Wherever the string "nicht" shows up in a line, count that line. Give the total alone.
═════ Material for the task
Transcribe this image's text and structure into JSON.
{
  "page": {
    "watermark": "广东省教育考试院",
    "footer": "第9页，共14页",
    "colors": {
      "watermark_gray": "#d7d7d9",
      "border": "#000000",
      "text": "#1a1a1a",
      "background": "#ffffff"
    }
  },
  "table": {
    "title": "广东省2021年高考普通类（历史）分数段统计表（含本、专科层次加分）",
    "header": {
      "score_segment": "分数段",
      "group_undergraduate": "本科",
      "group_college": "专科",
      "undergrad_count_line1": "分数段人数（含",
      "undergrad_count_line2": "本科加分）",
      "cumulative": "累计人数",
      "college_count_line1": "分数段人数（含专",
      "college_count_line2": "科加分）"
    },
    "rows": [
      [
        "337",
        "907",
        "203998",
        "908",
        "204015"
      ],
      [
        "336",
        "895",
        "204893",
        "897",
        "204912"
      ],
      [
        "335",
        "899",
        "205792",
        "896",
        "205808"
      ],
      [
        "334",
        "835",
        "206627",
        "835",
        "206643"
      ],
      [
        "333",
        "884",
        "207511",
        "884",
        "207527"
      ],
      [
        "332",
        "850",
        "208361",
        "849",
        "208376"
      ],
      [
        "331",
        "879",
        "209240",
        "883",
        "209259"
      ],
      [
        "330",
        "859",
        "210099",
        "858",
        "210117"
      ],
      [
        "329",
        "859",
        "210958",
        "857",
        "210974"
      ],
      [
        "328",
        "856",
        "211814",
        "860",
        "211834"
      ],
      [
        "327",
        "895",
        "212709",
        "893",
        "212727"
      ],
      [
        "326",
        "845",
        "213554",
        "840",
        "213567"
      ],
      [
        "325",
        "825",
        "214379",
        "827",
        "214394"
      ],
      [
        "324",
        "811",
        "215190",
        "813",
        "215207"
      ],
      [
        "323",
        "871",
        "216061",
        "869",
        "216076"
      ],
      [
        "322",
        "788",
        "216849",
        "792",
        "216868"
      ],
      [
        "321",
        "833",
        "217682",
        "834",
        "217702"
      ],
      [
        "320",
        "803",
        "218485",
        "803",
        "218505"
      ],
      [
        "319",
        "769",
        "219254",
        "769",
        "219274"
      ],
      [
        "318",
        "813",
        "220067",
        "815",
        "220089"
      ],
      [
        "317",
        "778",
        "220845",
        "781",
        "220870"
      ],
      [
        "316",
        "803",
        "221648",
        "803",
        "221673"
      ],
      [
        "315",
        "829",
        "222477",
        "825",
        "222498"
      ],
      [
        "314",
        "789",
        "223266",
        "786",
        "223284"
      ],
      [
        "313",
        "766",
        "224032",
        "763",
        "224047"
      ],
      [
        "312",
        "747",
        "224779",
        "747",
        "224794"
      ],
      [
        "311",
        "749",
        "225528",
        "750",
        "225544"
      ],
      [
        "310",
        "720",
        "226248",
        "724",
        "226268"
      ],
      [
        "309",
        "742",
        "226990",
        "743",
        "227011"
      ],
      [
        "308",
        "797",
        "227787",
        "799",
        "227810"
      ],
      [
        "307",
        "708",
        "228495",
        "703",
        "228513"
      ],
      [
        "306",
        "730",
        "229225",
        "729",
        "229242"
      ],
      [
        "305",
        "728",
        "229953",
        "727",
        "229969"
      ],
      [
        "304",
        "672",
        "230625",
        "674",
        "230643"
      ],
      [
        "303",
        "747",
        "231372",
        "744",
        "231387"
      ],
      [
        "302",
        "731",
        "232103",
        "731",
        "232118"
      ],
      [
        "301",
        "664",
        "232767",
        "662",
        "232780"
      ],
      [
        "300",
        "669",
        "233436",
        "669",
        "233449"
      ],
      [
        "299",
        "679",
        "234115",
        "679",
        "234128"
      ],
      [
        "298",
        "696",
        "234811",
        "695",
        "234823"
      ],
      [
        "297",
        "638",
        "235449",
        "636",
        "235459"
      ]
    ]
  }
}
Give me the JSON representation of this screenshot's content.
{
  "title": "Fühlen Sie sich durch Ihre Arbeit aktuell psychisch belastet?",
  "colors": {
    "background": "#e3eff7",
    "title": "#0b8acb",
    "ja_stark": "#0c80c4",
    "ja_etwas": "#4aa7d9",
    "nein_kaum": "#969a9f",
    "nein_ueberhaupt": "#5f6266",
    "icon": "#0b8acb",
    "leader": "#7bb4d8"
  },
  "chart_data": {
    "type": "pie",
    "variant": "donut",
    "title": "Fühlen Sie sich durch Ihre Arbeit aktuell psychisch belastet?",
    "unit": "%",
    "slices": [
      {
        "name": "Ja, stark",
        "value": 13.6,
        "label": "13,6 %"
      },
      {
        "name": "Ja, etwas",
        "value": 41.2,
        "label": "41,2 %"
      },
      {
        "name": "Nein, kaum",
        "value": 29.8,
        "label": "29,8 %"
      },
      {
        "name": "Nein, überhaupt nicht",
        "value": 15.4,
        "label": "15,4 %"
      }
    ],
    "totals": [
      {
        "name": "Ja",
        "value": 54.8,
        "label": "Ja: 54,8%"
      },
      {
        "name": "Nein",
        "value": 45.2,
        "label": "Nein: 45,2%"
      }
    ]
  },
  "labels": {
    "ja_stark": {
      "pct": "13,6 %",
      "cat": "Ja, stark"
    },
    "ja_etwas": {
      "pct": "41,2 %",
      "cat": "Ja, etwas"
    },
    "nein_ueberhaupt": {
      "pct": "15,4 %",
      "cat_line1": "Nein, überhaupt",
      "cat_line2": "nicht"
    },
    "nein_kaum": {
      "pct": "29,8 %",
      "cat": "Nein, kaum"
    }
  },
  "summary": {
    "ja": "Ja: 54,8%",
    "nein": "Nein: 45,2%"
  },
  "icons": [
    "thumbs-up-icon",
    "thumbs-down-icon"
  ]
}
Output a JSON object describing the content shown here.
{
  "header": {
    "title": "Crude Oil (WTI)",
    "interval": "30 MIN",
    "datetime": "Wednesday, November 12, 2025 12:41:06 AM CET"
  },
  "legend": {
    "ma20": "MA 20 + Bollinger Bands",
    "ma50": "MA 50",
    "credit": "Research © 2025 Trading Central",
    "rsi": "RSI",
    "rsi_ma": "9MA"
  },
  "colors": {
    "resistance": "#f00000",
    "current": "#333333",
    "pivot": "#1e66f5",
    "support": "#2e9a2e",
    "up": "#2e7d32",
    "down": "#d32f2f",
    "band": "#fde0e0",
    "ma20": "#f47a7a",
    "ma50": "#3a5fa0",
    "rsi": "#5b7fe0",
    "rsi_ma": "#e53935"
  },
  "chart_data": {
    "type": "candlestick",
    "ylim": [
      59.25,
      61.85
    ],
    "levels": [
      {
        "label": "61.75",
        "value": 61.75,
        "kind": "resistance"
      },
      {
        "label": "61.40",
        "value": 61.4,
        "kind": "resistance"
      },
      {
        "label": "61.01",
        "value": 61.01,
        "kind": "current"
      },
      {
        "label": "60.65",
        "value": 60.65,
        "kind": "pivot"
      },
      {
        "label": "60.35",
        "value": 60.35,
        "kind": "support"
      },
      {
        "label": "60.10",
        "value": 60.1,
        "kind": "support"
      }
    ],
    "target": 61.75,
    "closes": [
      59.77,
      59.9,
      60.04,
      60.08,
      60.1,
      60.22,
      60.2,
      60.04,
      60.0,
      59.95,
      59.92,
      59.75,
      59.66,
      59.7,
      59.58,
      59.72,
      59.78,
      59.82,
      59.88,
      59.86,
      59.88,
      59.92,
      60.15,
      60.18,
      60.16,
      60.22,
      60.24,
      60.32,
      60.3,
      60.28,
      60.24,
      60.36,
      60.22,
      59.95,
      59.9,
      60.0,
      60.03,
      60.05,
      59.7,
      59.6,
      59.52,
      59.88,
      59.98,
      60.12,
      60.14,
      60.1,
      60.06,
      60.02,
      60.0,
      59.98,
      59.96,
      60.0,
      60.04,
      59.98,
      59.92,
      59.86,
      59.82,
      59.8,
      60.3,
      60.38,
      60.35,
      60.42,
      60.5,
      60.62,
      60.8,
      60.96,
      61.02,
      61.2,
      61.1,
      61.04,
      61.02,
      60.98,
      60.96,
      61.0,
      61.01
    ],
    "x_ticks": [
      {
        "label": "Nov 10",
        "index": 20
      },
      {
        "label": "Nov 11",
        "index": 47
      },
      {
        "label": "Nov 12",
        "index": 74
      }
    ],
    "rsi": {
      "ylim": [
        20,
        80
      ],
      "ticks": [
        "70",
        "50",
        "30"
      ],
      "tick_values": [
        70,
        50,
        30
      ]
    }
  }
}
══════════
*Solution to the exercise:* 2